WHAT IS REQUIRED >>
Look through the records below, and copy out every line that holds the string "data".

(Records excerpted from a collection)
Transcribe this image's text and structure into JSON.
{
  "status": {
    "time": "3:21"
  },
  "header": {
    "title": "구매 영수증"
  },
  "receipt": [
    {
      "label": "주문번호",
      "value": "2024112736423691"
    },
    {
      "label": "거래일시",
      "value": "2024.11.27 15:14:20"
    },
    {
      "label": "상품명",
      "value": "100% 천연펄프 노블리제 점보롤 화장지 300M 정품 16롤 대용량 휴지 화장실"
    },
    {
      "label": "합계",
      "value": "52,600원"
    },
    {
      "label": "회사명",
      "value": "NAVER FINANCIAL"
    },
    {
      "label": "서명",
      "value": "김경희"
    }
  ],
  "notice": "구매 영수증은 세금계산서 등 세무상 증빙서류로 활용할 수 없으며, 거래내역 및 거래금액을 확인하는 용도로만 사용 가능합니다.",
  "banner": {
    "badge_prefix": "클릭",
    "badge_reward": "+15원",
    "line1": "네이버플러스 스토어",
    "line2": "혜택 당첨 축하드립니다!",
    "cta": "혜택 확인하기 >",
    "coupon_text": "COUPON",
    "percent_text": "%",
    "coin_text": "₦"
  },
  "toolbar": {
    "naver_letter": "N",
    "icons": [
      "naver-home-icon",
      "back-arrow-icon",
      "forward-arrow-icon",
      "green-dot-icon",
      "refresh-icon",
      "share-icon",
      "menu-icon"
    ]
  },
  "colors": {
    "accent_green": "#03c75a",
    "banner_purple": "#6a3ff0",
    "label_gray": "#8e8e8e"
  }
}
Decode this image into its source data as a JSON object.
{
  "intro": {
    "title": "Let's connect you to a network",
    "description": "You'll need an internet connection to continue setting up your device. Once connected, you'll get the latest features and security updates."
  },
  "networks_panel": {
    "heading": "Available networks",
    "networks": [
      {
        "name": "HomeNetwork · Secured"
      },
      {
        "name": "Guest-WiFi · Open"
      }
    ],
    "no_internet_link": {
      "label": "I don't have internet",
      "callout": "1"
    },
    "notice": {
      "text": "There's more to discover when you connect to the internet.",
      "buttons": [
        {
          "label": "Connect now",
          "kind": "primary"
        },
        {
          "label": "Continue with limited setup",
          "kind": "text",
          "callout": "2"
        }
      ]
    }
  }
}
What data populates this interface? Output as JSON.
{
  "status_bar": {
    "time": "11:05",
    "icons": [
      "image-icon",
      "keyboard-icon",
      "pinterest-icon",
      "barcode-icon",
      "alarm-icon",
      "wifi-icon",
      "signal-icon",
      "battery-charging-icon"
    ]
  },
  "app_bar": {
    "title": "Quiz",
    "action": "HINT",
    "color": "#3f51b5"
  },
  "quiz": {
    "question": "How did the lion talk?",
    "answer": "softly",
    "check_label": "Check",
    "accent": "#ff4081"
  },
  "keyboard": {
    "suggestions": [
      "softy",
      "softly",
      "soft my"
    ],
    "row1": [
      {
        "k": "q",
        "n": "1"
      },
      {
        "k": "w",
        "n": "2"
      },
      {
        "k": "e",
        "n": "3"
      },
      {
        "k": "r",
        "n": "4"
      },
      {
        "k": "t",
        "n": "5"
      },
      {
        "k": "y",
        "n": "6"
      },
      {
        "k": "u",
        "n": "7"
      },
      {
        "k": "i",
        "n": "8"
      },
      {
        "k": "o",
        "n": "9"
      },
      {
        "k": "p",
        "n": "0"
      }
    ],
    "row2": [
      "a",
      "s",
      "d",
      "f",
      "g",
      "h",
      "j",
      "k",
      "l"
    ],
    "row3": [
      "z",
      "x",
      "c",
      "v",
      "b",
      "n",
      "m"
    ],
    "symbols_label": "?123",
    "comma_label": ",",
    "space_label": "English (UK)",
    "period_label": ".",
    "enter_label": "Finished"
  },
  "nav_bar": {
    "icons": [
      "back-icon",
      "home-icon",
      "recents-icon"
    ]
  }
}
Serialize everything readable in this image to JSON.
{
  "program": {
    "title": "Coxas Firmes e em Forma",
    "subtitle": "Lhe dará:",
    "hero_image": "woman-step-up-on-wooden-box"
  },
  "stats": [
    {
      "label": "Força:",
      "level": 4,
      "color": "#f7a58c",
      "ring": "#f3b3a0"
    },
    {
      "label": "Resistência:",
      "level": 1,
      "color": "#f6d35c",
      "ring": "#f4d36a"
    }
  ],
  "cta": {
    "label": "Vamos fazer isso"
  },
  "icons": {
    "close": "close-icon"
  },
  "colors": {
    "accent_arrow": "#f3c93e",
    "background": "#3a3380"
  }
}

SOLVED EXERCISE >>
Decode this image into its source data as a JSON object.
What data populates this interface? Output as JSON.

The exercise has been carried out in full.